#### Short problem:
Repeat the full listing, word for word.

# # # # # # #

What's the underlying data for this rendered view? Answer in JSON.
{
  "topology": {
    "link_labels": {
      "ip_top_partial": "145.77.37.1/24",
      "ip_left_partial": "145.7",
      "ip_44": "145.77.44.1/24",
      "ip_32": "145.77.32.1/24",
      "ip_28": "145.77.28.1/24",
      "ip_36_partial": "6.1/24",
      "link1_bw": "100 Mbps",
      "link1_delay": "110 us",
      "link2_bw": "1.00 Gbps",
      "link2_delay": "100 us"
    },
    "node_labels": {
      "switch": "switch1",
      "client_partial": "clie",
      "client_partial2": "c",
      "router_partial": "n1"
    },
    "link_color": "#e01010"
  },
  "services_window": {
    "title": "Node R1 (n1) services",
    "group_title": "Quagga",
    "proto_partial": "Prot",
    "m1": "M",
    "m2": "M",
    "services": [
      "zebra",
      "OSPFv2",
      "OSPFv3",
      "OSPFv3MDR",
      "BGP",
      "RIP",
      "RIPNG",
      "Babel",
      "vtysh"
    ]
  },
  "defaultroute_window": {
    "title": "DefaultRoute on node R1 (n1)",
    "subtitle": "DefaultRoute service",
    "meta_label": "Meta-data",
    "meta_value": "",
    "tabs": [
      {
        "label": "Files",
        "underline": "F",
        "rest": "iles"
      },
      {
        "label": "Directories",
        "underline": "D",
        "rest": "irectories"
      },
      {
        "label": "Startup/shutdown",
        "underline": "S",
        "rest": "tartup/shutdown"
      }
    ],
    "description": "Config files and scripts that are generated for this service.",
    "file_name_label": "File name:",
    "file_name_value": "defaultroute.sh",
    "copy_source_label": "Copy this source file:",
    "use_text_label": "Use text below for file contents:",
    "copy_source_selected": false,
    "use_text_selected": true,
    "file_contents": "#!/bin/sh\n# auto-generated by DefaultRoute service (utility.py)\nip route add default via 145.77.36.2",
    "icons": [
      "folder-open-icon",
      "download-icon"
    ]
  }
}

# # # # # # #

#### Complete response:
What's the underlying data for this rendered view? Answer in JSON.
{
  "topology": {
    "link_labels": {
      "ip_top_partial": "145.77.37.1/24",
      "ip_left_partial": "145.7",
      "ip_44": "145.77.44.1/24",
      "ip_32": "145.77.32.1/24",
      "ip_28": "145.77.28.1/24",
      "ip_36_partial": "6.1/24",
      "link1_bw": "100 Mbps",
      "link1_delay": "110 us",
      "link2_bw": "1.00 Gbps",
      "link2_delay": "100 us"
    },
    "node_labels": {
      "switch": "switch1",
      "client_partial": "clie",
      "client_partial2": "c",
      "router_partial": "n1"
    },
    "link_color": "#e01010"
  },
  "services_window": {
    "title": "Node R1 (n1) services",
    "group_title": "Quagga",
    "proto_partial": "Prot",
    "m1": "M",
    "m2": "M",
    "services": [
      "zebra",
      "OSPFv2",
      "OSPFv3",
      "OSPFv3MDR",
      "BGP",
      "RIP",
      "RIPNG",
      "Babel",
      "vtysh"
    ]
  },
  "defaultroute_window": {
    "title": "DefaultRoute on node R1 (n1)",
    "subtitle": "DefaultRoute service",
    "meta_label": "Meta-data",
    "meta_value": "",
    "tabs": [
      {
        "label": "Files",
        "underline": "F",
        "rest": "iles"
      },
      {
        "label": "Directories",
        "underline": "D",
        "rest": "irectories"
      },
      {
        "label": "Startup/shutdown",
        "underline": "S",
        "rest": "tartup/shutdown"
      }
    ],
    "description": "Config files and scripts that are generated for this service.",
    "file_name_label": "File name:",
    "file_name_value": "defaultroute.sh",
    "copy_source_label": "Copy this source file:",
    "use_text_label": "Use text below for file contents:",
    "copy_source_selected": false,
    "use_text_selected": true,
    "file_contents": "#!/bin/sh\n# auto-generated by DefaultRoute service (utility.py)\nip route add default via 145.77.36.2",
    "icons": [
      "folder-open-icon",
      "download-icon"
    ]
  }
}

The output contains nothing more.